Scan the records and identify every line in which the string "Banda" occurs, then return those lines.

· · ·

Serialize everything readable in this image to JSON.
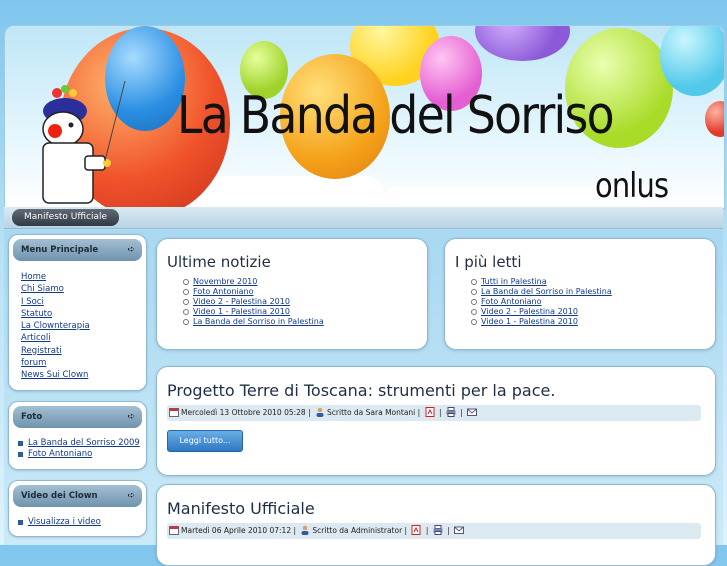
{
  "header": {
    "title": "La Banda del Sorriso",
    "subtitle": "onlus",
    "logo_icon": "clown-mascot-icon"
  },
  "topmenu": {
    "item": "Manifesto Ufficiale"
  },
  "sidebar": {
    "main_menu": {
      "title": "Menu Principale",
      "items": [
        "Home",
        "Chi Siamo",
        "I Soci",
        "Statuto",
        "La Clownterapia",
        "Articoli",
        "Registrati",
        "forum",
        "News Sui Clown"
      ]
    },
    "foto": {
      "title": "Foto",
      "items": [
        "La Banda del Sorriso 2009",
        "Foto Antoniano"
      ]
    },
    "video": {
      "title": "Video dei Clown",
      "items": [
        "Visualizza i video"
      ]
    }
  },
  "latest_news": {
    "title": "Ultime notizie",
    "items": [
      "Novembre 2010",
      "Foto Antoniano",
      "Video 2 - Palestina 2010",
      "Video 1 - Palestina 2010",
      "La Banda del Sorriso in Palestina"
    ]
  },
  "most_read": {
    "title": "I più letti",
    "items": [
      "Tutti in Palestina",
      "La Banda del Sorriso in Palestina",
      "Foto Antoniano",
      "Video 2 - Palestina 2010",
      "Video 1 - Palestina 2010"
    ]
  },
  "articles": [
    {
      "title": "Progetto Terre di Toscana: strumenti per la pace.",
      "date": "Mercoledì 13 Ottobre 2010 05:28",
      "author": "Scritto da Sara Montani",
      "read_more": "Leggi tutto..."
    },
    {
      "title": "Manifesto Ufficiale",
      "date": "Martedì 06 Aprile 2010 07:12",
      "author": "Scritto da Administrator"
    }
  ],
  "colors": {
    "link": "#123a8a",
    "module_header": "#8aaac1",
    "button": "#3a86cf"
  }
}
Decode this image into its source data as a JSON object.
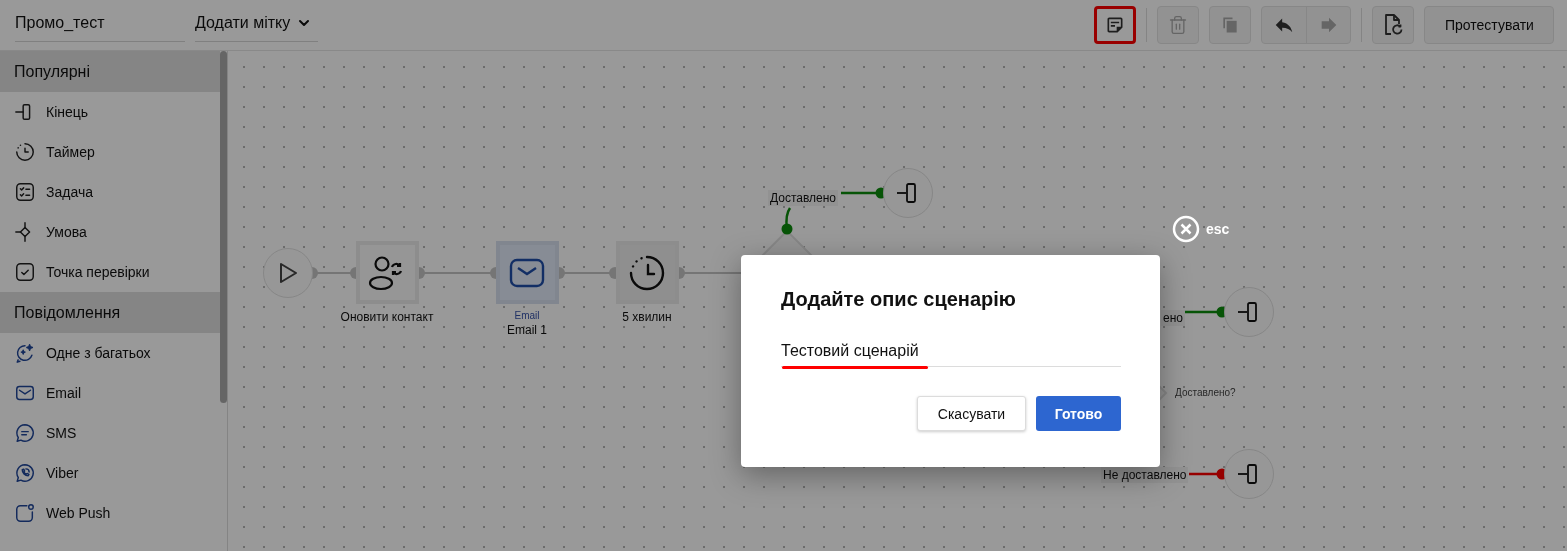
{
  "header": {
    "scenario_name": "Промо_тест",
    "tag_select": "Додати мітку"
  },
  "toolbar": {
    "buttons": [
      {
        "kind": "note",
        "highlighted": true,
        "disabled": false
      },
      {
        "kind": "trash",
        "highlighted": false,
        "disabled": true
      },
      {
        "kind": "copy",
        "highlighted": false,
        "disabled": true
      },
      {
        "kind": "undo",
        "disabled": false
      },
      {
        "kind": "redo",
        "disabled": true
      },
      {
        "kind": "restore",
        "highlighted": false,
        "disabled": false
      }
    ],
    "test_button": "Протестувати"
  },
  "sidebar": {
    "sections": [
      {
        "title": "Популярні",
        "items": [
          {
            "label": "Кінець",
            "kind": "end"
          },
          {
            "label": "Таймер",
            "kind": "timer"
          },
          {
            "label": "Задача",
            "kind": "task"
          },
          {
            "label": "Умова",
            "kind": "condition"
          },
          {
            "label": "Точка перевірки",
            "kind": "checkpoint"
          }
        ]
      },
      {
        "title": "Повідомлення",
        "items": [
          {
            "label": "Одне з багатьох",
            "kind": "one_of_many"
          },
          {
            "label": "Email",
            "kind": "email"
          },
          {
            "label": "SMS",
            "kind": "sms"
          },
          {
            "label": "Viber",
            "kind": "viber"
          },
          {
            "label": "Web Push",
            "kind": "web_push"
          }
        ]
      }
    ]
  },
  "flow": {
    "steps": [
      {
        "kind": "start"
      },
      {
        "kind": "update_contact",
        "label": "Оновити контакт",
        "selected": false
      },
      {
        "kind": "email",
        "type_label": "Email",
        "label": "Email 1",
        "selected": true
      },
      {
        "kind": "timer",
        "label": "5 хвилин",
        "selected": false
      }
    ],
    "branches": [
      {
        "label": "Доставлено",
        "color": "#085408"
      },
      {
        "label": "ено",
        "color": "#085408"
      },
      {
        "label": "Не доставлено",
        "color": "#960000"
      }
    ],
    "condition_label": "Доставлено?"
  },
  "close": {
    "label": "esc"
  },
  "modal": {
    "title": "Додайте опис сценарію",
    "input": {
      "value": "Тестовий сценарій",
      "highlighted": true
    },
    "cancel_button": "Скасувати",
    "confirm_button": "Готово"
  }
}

· · ·

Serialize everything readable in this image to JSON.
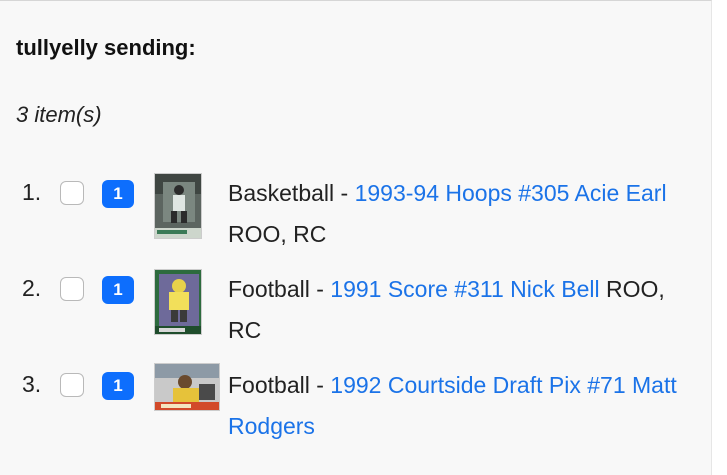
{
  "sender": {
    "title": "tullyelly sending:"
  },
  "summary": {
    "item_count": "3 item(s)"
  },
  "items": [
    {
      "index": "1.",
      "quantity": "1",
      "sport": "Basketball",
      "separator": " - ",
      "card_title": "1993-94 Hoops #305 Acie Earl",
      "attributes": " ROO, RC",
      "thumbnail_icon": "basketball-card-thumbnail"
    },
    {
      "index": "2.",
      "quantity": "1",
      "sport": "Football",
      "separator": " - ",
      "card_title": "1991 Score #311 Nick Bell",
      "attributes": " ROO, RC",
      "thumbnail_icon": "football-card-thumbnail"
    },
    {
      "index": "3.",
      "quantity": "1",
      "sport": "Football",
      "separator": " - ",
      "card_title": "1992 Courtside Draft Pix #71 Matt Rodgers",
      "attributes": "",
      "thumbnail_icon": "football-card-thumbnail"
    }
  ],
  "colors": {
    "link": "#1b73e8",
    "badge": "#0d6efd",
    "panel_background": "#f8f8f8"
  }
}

· · ·

## Worked solution
    "title": "La Banda del Sorriso",
        "La Banda del Sorriso 2009",
      "La Banda del Sorriso in Palestina"
      "La Banda del Sorriso in Palestina",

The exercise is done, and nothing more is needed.